**TASK DESCRIPTION**
Quote the entries word for word. Omit the pictures.
## Begin INFORMATION SHOWN
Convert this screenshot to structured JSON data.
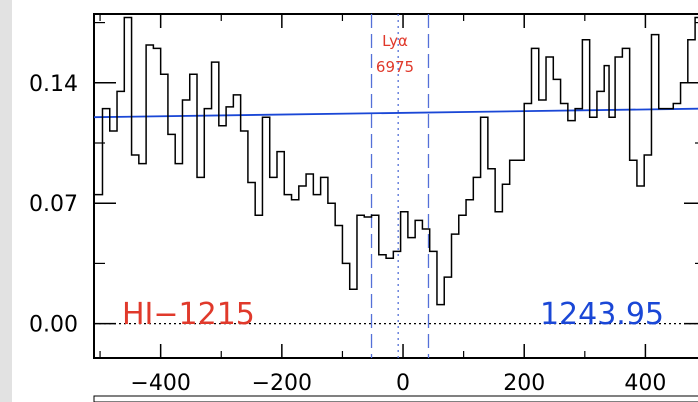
{
  "chart_data": {
    "type": "line",
    "step": true,
    "xlim": [
      -510,
      500
    ],
    "ylim": [
      -0.02,
      0.18
    ],
    "xticks": [
      {
        "value": -400,
        "label": "−400"
      },
      {
        "value": -200,
        "label": "−200"
      },
      {
        "value": 0,
        "label": "0"
      },
      {
        "value": 200,
        "label": "200"
      },
      {
        "value": 400,
        "label": "400"
      }
    ],
    "yticks": [
      {
        "value": 0.0,
        "label": "0.00"
      },
      {
        "value": 0.07,
        "label": "0.07"
      },
      {
        "value": 0.14,
        "label": "0.14"
      }
    ],
    "spectrum": {
      "color": "#000000",
      "x": [
        -510,
        -496,
        -484,
        -472,
        -460,
        -448,
        -436,
        -424,
        -412,
        -400,
        -388,
        -376,
        -364,
        -352,
        -340,
        -328,
        -316,
        -304,
        -292,
        -280,
        -268,
        -256,
        -244,
        -232,
        -220,
        -208,
        -196,
        -184,
        -172,
        -160,
        -148,
        -136,
        -124,
        -112,
        -100,
        -88,
        -76,
        -64,
        -52,
        -40,
        -28,
        -16,
        -4,
        8,
        20,
        32,
        44,
        56,
        68,
        80,
        92,
        104,
        116,
        128,
        140,
        152,
        164,
        176,
        188,
        200,
        212,
        224,
        236,
        248,
        260,
        272,
        284,
        296,
        308,
        320,
        332,
        340,
        350,
        362,
        374,
        386,
        398,
        410,
        422,
        434,
        446,
        458,
        470,
        482,
        494
      ],
      "y": [
        0.075,
        0.125,
        0.112,
        0.135,
        0.178,
        0.098,
        0.093,
        0.162,
        0.16,
        0.145,
        0.11,
        0.093,
        0.13,
        0.145,
        0.085,
        0.125,
        0.152,
        0.115,
        0.126,
        0.133,
        0.112,
        0.082,
        0.063,
        0.12,
        0.085,
        0.1,
        0.075,
        0.072,
        0.08,
        0.087,
        0.075,
        0.085,
        0.07,
        0.057,
        0.035,
        0.02,
        0.063,
        0.062,
        0.063,
        0.04,
        0.038,
        0.042,
        0.065,
        0.05,
        0.06,
        0.055,
        0.042,
        0.011,
        0.027,
        0.052,
        0.063,
        0.072,
        0.085,
        0.12,
        0.09,
        0.065,
        0.081,
        0.095,
        0.095,
        0.128,
        0.16,
        0.13,
        0.155,
        0.142,
        0.128,
        0.118,
        0.125,
        0.165,
        0.12,
        0.135,
        0.15,
        0.12,
        0.155,
        0.16,
        0.095,
        0.08,
        0.098,
        0.168,
        0.125,
        0.125,
        0.128,
        0.14,
        0.165,
        0.178,
        0.17
      ]
    },
    "continuum": {
      "color": "#1a47d6",
      "x": [
        -510,
        500
      ],
      "y": [
        0.12,
        0.125
      ]
    },
    "zero_line": {
      "y": 0.0,
      "style": "dotted"
    },
    "vlines": [
      {
        "x": -52,
        "style": "dashed",
        "color": "#5470d8"
      },
      {
        "x": -8,
        "style": "dotted",
        "color": "#5470d8"
      },
      {
        "x": 42,
        "style": "dashed",
        "color": "#5470d8"
      }
    ],
    "annotations": {
      "line_name": "HI−1215",
      "wavelength": "1243.95",
      "feature_name": "Lyα",
      "feature_value": "6975",
      "red_color": "#e0392b",
      "blue_color": "#1a47d6"
    }
  }
}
## End INFORMATION SHOWN
**WRITTEN REPLY**
Convert this screenshot to structured JSON data.
{
  "chart_data": {
    "type": "line",
    "step": true,
    "xlim": [
      -510,
      500
    ],
    "ylim": [
      -0.02,
      0.18
    ],
    "xticks": [
      {
        "value": -400,
        "label": "−400"
      },
      {
        "value": -200,
        "label": "−200"
      },
      {
        "value": 0,
        "label": "0"
      },
      {
        "value": 200,
        "label": "200"
      },
      {
        "value": 400,
        "label": "400"
      }
    ],
    "yticks": [
      {
        "value": 0.0,
        "label": "0.00"
      },
      {
        "value": 0.07,
        "label": "0.07"
      },
      {
        "value": 0.14,
        "label": "0.14"
      }
    ],
    "spectrum": {
      "color": "#000000",
      "x": [
        -510,
        -496,
        -484,
        -472,
        -460,
        -448,
        -436,
        -424,
        -412,
        -400,
        -388,
        -376,
        -364,
        -352,
        -340,
        -328,
        -316,
        -304,
        -292,
        -280,
        -268,
        -256,
        -244,
        -232,
        -220,
        -208,
        -196,
        -184,
        -172,
        -160,
        -148,
        -136,
        -124,
        -112,
        -100,
        -88,
        -76,
        -64,
        -52,
        -40,
        -28,
        -16,
        -4,
        8,
        20,
        32,
        44,
        56,
        68,
        80,
        92,
        104,
        116,
        128,
        140,
        152,
        164,
        176,
        188,
        200,
        212,
        224,
        236,
        248,
        260,
        272,
        284,
        296,
        308,
        320,
        332,
        340,
        350,
        362,
        374,
        386,
        398,
        410,
        422,
        434,
        446,
        458,
        470,
        482,
        494
      ],
      "y": [
        0.075,
        0.125,
        0.112,
        0.135,
        0.178,
        0.098,
        0.093,
        0.162,
        0.16,
        0.145,
        0.11,
        0.093,
        0.13,
        0.145,
        0.085,
        0.125,
        0.152,
        0.115,
        0.126,
        0.133,
        0.112,
        0.082,
        0.063,
        0.12,
        0.085,
        0.1,
        0.075,
        0.072,
        0.08,
        0.087,
        0.075,
        0.085,
        0.07,
        0.057,
        0.035,
        0.02,
        0.063,
        0.062,
        0.063,
        0.04,
        0.038,
        0.042,
        0.065,
        0.05,
        0.06,
        0.055,
        0.042,
        0.011,
        0.027,
        0.052,
        0.063,
        0.072,
        0.085,
        0.12,
        0.09,
        0.065,
        0.081,
        0.095,
        0.095,
        0.128,
        0.16,
        0.13,
        0.155,
        0.142,
        0.128,
        0.118,
        0.125,
        0.165,
        0.12,
        0.135,
        0.15,
        0.12,
        0.155,
        0.16,
        0.095,
        0.08,
        0.098,
        0.168,
        0.125,
        0.125,
        0.128,
        0.14,
        0.165,
        0.178,
        0.17
      ]
    },
    "continuum": {
      "color": "#1a47d6",
      "x": [
        -510,
        500
      ],
      "y": [
        0.12,
        0.125
      ]
    },
    "zero_line": {
      "y": 0.0,
      "style": "dotted"
    },
    "vlines": [
      {
        "x": -52,
        "style": "dashed",
        "color": "#5470d8"
      },
      {
        "x": -8,
        "style": "dotted",
        "color": "#5470d8"
      },
      {
        "x": 42,
        "style": "dashed",
        "color": "#5470d8"
      }
    ],
    "annotations": {
      "line_name": "HI−1215",
      "wavelength": "1243.95",
      "feature_name": "Lyα",
      "feature_value": "6975",
      "red_color": "#e0392b",
      "blue_color": "#1a47d6"
    }
  }
}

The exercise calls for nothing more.